Data records.
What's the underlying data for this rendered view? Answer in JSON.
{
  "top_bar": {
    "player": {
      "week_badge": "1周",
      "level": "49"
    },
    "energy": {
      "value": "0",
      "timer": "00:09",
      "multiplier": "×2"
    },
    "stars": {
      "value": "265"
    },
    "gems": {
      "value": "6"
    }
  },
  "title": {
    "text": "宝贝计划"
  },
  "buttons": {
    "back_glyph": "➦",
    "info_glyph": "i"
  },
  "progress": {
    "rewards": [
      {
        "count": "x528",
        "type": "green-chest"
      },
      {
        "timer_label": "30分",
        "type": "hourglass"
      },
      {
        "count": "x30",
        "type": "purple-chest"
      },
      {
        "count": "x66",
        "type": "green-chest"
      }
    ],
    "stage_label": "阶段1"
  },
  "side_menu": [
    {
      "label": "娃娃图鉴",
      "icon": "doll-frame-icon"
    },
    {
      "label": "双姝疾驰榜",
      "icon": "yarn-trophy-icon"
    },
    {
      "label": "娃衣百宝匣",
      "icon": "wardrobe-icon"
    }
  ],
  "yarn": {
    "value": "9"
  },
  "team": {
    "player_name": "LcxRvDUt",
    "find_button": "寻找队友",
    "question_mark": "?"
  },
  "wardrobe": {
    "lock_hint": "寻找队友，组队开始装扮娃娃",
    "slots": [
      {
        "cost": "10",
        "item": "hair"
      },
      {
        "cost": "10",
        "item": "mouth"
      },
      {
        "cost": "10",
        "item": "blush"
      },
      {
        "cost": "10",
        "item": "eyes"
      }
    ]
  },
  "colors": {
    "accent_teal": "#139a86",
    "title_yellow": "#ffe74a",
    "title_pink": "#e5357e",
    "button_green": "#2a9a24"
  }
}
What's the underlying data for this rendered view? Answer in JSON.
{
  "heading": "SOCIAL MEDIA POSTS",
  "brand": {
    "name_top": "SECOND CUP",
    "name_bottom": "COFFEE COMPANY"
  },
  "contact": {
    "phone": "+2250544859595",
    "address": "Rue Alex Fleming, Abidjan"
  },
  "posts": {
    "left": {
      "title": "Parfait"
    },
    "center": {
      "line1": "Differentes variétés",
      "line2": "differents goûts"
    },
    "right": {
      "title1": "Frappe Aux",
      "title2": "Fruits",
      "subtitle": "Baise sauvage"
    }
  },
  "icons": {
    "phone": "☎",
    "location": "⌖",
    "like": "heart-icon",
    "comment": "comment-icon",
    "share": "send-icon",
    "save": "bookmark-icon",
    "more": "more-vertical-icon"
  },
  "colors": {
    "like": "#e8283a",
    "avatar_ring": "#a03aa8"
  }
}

Exercise details. Print every entry exactly as it appears.

Response.
What's the underlying data for this rendered view? Answer in JSON.
{
  "top_bar": {
    "player": {
      "week_badge": "1周",
      "level": "49"
    },
    "energy": {
      "value": "0",
      "timer": "00:09",
      "multiplier": "×2"
    },
    "stars": {
      "value": "265"
    },
    "gems": {
      "value": "6"
    }
  },
  "title": {
    "text": "宝贝计划"
  },
  "buttons": {
    "back_glyph": "➦",
    "info_glyph": "i"
  },
  "progress": {
    "rewards": [
      {
        "count": "x528",
        "type": "green-chest"
      },
      {
        "timer_label": "30分",
        "type": "hourglass"
      },
      {
        "count": "x30",
        "type": "purple-chest"
      },
      {
        "count": "x66",
        "type": "green-chest"
      }
    ],
    "stage_label": "阶段1"
  },
  "side_menu": [
    {
      "label": "娃娃图鉴",
      "icon": "doll-frame-icon"
    },
    {
      "label": "双姝疾驰榜",
      "icon": "yarn-trophy-icon"
    },
    {
      "label": "娃衣百宝匣",
      "icon": "wardrobe-icon"
    }
  ],
  "yarn": {
    "value": "9"
  },
  "team": {
    "player_name": "LcxRvDUt",
    "find_button": "寻找队友",
    "question_mark": "?"
  },
  "wardrobe": {
    "lock_hint": "寻找队友，组队开始装扮娃娃",
    "slots": [
      {
        "cost": "10",
        "item": "hair"
      },
      {
        "cost": "10",
        "item": "mouth"
      },
      {
        "cost": "10",
        "item": "blush"
      },
      {
        "cost": "10",
        "item": "eyes"
      }
    ]
  },
  "colors": {
    "accent_teal": "#139a86",
    "title_yellow": "#ffe74a",
    "title_pink": "#e5357e",
    "button_green": "#2a9a24"
  }
}
What's the underlying data for this rendered view? Answer in JSON.
{
  "heading": "SOCIAL MEDIA POSTS",
  "brand": {
    "name_top": "SECOND CUP",
    "name_bottom": "COFFEE COMPANY"
  },
  "contact": {
    "phone": "+2250544859595",
    "address": "Rue Alex Fleming, Abidjan"
  },
  "posts": {
    "left": {
      "title": "Parfait"
    },
    "center": {
      "line1": "Differentes variétés",
      "line2": "differents goûts"
    },
    "right": {
      "title1": "Frappe Aux",
      "title2": "Fruits",
      "subtitle": "Baise sauvage"
    }
  },
  "icons": {
    "phone": "☎",
    "location": "⌖",
    "like": "heart-icon",
    "comment": "comment-icon",
    "share": "send-icon",
    "save": "bookmark-icon",
    "more": "more-vertical-icon"
  },
  "colors": {
    "like": "#e8283a",
    "avatar_ring": "#a03aa8"
  }
}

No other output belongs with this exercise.